YOUR INSTRUCTIONS: In the entries below, find the lines with the word "card" and copy them.

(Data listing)
>> START

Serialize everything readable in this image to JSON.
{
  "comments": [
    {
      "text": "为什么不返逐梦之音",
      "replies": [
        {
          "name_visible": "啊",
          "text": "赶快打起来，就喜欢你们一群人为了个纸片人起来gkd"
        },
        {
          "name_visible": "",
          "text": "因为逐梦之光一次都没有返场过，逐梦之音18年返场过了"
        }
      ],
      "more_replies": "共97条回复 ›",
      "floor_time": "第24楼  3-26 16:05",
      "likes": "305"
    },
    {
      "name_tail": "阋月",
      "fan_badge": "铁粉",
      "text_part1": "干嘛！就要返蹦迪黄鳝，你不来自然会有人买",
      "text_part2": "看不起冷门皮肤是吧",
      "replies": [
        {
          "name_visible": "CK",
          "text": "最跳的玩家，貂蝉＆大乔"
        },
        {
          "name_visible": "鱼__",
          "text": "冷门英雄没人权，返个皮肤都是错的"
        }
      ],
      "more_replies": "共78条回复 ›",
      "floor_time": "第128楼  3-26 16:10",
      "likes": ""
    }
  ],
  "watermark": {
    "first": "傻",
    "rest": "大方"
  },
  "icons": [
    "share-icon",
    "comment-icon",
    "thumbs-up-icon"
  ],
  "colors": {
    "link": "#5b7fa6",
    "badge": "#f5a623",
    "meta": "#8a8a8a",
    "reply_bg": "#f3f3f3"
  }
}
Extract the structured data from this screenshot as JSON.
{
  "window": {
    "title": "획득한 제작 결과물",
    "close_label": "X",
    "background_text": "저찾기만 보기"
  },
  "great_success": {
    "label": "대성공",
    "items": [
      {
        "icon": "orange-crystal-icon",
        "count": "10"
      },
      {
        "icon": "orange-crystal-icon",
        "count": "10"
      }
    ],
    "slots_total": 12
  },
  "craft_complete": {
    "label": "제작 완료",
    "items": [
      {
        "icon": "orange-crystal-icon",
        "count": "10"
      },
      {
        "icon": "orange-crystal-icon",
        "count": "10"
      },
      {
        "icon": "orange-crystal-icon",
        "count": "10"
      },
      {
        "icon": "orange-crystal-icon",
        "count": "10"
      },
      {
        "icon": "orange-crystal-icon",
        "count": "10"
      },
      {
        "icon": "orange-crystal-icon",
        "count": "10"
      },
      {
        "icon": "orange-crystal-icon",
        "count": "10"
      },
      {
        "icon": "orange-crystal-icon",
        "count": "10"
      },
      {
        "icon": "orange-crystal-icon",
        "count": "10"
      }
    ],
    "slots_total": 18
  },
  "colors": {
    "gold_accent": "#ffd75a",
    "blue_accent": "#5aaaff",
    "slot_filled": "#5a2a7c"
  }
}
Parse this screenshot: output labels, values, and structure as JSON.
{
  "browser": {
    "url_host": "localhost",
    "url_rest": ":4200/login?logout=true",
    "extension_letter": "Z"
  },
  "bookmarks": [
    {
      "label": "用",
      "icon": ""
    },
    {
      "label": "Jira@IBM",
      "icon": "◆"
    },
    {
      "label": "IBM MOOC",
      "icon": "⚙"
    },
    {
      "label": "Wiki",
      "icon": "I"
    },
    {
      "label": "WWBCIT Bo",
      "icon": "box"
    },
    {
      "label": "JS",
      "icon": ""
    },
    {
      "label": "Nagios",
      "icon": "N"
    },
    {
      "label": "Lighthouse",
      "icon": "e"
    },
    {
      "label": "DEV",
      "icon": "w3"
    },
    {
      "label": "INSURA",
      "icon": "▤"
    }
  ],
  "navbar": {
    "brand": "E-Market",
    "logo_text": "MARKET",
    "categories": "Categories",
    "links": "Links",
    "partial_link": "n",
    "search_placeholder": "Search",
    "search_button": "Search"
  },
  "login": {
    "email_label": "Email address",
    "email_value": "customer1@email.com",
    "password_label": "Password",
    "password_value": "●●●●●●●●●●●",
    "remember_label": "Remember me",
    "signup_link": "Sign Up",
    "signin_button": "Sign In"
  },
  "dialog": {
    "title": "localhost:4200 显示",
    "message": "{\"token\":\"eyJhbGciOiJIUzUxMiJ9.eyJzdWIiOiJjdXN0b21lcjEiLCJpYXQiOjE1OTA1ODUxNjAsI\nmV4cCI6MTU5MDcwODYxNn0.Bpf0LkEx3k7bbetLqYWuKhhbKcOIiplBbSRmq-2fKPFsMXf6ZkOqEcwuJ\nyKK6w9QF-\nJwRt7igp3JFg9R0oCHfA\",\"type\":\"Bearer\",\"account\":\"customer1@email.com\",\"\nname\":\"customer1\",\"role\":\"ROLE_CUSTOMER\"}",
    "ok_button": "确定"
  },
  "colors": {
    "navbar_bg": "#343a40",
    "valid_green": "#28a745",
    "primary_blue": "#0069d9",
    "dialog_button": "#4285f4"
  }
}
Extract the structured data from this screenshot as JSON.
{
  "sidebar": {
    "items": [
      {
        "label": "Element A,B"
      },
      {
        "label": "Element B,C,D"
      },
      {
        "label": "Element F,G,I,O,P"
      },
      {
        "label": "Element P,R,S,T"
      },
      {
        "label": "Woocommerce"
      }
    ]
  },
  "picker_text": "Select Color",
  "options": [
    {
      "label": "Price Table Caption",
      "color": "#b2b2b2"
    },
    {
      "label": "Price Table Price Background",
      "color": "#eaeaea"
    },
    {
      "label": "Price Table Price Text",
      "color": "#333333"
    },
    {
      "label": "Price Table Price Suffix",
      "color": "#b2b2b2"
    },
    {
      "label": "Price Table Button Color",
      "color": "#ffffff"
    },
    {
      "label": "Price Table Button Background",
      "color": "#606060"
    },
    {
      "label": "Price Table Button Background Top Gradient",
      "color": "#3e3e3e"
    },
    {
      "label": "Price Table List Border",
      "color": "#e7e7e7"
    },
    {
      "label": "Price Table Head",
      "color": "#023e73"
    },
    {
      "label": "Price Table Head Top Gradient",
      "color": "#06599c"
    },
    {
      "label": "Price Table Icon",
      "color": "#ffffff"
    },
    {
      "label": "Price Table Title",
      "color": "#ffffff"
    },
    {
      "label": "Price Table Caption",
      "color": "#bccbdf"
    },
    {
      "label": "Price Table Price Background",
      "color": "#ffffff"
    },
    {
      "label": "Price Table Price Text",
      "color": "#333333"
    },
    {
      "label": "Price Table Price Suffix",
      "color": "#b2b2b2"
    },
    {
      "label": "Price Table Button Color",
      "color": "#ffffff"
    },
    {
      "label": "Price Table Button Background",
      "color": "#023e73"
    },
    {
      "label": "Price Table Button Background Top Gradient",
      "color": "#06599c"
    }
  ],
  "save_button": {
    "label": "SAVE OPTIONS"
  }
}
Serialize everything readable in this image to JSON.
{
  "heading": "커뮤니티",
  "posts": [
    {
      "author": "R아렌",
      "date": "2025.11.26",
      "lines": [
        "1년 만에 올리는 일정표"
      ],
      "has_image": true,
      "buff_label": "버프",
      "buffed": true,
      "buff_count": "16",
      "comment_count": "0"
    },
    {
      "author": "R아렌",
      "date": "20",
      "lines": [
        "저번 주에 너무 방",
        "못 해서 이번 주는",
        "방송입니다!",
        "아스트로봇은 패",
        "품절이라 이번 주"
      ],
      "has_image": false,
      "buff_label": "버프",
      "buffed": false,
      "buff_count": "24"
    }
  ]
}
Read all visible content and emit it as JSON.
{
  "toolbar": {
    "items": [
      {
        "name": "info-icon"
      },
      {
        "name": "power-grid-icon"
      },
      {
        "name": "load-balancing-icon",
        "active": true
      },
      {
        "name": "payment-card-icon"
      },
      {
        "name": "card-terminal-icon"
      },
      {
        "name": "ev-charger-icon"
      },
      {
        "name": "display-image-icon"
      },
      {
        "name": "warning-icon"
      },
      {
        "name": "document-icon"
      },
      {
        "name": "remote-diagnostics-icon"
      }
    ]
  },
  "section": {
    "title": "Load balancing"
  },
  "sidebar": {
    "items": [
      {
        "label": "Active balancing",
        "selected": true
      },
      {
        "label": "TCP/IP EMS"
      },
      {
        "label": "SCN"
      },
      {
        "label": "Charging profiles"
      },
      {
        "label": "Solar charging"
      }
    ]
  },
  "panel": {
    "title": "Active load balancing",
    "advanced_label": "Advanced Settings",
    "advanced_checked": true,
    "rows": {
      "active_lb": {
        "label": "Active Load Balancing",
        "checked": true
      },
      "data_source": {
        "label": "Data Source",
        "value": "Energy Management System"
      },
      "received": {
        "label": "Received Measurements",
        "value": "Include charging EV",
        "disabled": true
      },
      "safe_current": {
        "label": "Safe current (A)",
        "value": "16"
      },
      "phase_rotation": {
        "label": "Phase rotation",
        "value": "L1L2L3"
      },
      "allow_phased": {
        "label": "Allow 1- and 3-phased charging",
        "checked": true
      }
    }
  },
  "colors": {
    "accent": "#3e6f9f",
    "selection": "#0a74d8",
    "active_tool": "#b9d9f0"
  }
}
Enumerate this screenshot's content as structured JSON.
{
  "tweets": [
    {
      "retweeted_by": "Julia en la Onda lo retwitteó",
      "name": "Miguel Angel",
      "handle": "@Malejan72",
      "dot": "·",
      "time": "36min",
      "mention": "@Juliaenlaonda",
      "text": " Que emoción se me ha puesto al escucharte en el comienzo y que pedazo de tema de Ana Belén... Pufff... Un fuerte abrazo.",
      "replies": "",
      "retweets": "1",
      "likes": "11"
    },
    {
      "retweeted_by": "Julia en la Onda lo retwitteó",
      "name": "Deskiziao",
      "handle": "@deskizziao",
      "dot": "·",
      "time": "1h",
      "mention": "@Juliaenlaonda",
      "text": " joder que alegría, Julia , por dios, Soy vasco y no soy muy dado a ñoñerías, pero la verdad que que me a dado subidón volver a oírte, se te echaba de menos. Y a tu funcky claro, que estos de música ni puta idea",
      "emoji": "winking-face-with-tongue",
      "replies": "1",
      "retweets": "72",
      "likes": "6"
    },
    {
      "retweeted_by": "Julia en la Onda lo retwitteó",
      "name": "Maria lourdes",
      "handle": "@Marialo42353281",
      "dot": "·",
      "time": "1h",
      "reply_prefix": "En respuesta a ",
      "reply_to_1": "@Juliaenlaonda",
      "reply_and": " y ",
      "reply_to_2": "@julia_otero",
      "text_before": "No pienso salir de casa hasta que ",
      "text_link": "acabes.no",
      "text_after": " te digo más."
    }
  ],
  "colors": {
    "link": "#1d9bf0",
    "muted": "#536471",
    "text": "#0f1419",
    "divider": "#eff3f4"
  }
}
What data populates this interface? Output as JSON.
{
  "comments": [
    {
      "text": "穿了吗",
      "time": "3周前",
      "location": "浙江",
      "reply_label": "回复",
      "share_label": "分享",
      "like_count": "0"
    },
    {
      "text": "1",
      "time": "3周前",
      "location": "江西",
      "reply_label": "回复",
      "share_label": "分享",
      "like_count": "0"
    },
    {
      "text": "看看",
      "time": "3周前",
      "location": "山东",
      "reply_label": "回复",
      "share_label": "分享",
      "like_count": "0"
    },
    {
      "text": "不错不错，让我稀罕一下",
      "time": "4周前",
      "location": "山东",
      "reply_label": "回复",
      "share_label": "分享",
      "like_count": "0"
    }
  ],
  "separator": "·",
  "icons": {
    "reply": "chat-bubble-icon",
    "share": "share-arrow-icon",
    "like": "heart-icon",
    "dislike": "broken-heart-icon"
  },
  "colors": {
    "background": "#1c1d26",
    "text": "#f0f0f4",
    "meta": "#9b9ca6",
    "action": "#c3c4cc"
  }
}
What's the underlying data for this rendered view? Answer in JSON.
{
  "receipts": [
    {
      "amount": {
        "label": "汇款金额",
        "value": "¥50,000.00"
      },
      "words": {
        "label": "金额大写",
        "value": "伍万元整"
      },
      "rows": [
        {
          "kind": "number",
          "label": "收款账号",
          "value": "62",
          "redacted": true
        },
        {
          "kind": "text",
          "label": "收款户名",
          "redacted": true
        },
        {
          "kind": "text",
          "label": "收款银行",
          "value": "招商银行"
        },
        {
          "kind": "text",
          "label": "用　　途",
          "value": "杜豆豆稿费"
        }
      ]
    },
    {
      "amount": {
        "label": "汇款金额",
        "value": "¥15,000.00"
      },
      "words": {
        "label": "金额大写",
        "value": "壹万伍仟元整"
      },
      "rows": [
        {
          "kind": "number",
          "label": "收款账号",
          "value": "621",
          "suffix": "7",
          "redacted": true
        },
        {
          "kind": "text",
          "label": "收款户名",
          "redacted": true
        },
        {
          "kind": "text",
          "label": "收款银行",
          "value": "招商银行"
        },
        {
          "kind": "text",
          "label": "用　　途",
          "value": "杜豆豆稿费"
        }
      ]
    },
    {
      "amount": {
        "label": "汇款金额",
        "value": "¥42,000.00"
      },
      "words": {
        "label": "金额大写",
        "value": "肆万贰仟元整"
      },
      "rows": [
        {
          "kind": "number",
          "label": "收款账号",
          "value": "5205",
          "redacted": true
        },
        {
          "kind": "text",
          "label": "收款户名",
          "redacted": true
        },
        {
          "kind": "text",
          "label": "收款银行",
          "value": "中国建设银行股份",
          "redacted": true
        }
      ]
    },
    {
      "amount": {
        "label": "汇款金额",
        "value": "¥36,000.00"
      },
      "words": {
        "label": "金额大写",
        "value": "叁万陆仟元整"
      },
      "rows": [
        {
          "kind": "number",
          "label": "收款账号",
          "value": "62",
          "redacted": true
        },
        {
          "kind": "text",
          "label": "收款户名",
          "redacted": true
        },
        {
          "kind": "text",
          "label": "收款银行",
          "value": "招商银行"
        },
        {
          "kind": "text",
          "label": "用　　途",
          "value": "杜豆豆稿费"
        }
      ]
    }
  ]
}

>> END

ANSWER FOR THE TASK:
        "name": "payment-card-icon"
        "name": "card-terminal-icon"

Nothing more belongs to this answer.